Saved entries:
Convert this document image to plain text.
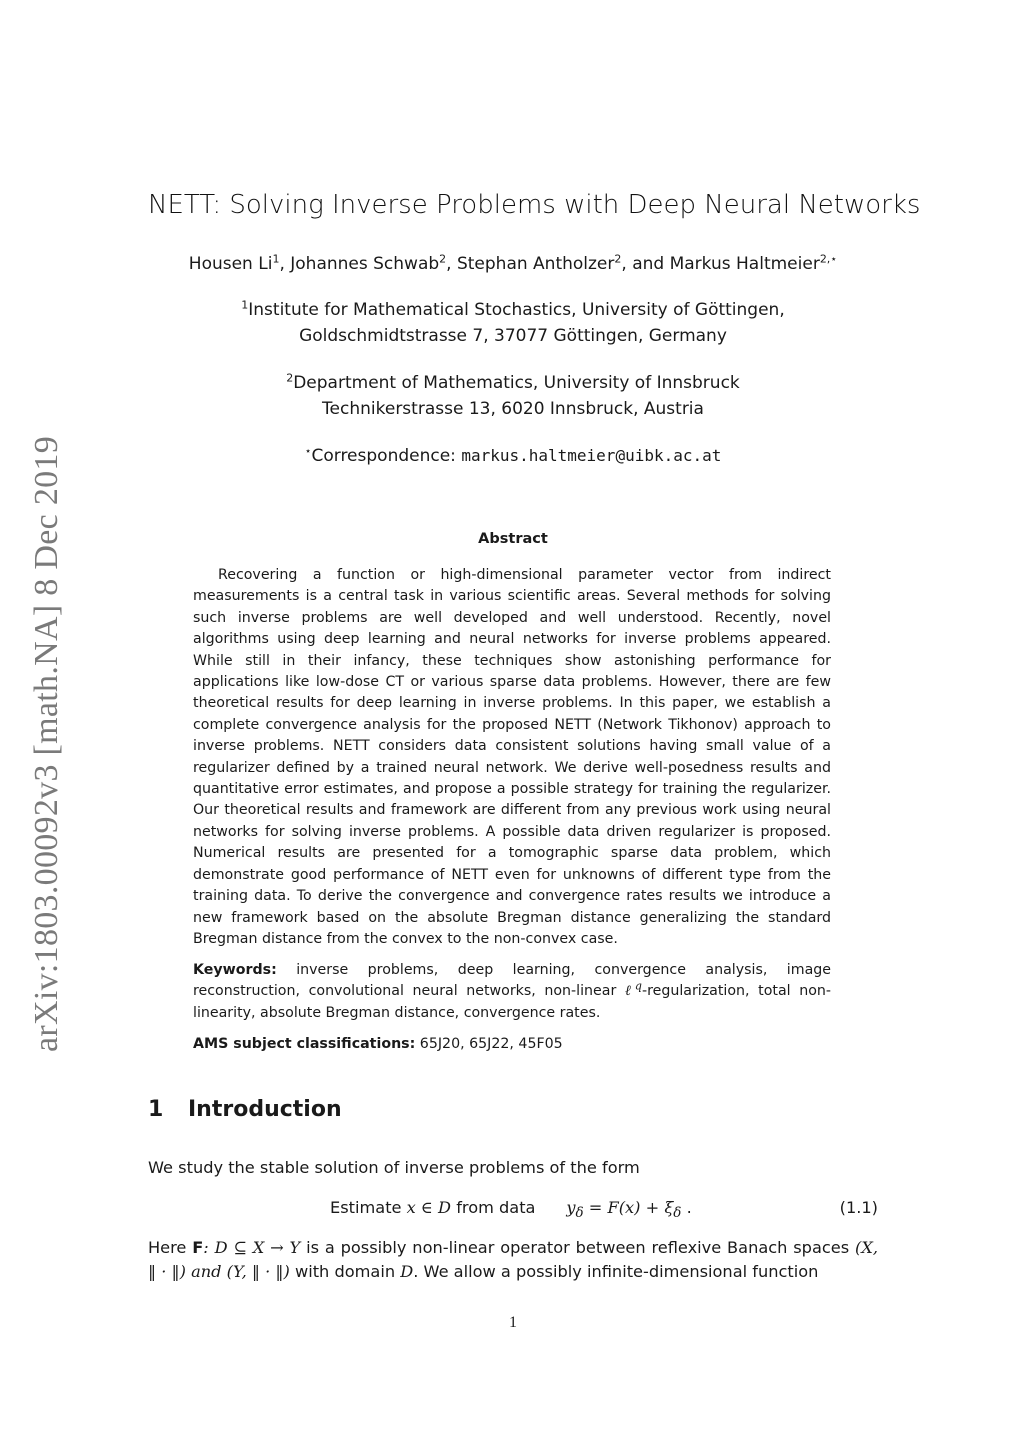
arXiv:1803.00092v3 [math.NA] 8 Dec 2019
NETT: Solving Inverse Problems with Deep Neural Networks
Housen Li$^1$, Johannes Schwab$^2$, Stephan Antholzer$^2$, and Markus Haltmeier$^{2,⋆}$
$^1$Institute for Mathematical Stochastics, University of Göttingen,
Goldschmidtstrasse 7, 37077 Göttingen, Germany
$^2$Department of Mathematics, University of Innsbruck
Technikerstrasse 13, 6020 Innsbruck, Austria
⋆Correspondence: markus.haltmeier@uibk.ac.at
Abstract

Recovering a function or high-dimensional parameter vector from indirect measurements is a central task in various scientific areas. Several methods for solving such inverse problems are well developed and well understood. Recently, novel algorithms using deep learning and neural networks for inverse problems appeared. While still in their infancy, these techniques show astonishing performance for applications like low-dose CT or various sparse data problems. However, there are few theoretical results for deep learning in inverse problems. In this paper, we establish a complete convergence analysis for the proposed NETT (Network Tikhonov) approach to inverse problems. NETT considers data consistent solutions having small value of a regularizer defined by a trained neural network. We derive well-posedness results and quantitative error estimates, and propose a possible strategy for training the regularizer. Our theoretical results and framework are different from any previous work using neural networks for solving inverse problems. A possible data driven regularizer is proposed. Numerical results are presented for a tomographic sparse data problem, which demonstrate good performance of NETT even for unknowns of different type from the training data. To derive the convergence and convergence rates results we introduce a new framework based on the absolute Bregman distance generalizing the standard Bregman distance from the convex to the non-convex case.

Keywords: inverse problems, deep learning, convergence analysis, image reconstruction, convolutional neural networks, non-linear ℓ$^q$-regularization, total non-linearity, absolute Bregman distance, convergence rates.

AMS subject classifications: 65J20, 65J22, 45F05

1 Introduction

We study the stable solution of inverse problems of the form

Estimate x ∈ D from data $y_\delta = F(x) + \xi_\delta$ .	(1.1)

Here F: D ⊆ X → Y is a possibly non-linear operator between reflexive Banach spaces (X, ‖ · ‖) and (Y, ‖ · ‖) with domain D. We allow a possibly infinite-dimensional function

1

--- STATED GOAL ---
Reproduce each line of the records exactly, and omit every picture.

--- CORRECT RESPONSE ---
Convert this document image to plain text.
arXiv:1803.00092v3 [math.NA] 8 Dec 2019
NETT: Solving Inverse Problems with Deep Neural Networks
Housen Li$^1$, Johannes Schwab$^2$, Stephan Antholzer$^2$, and Markus Haltmeier$^{2,⋆}$
$^1$Institute for Mathematical Stochastics, University of Göttingen,
Goldschmidtstrasse 7, 37077 Göttingen, Germany
$^2$Department of Mathematics, University of Innsbruck
Technikerstrasse 13, 6020 Innsbruck, Austria
⋆Correspondence: markus.haltmeier@uibk.ac.at
Abstract

Recovering a function or high-dimensional parameter vector from indirect measurements is a central task in various scientific areas. Several methods for solving such inverse problems are well developed and well understood. Recently, novel algorithms using deep learning and neural networks for inverse problems appeared. While still in their infancy, these techniques show astonishing performance for applications like low-dose CT or various sparse data problems. However, there are few theoretical results for deep learning in inverse problems. In this paper, we establish a complete convergence analysis for the proposed NETT (Network Tikhonov) approach to inverse problems. NETT considers data consistent solutions having small value of a regularizer defined by a trained neural network. We derive well-posedness results and quantitative error estimates, and propose a possible strategy for training the regularizer. Our theoretical results and framework are different from any previous work using neural networks for solving inverse problems. A possible data driven regularizer is proposed. Numerical results are presented for a tomographic sparse data problem, which demonstrate good performance of NETT even for unknowns of different type from the training data. To derive the convergence and convergence rates results we introduce a new framework based on the absolute Bregman distance generalizing the standard Bregman distance from the convex to the non-convex case.

Keywords: inverse problems, deep learning, convergence analysis, image reconstruction, convolutional neural networks, non-linear ℓ$^q$-regularization, total non-linearity, absolute Bregman distance, convergence rates.

AMS subject classifications: 65J20, 65J22, 45F05

1 Introduction

We study the stable solution of inverse problems of the form

Estimate x ∈ D from data $y_\delta = F(x) + \xi_\delta$ .	(1.1)

Here F: D ⊆ X → Y is a possibly non-linear operator between reflexive Banach spaces (X, ‖ · ‖) and (Y, ‖ · ‖) with domain D. We allow a possibly infinite-dimensional function

1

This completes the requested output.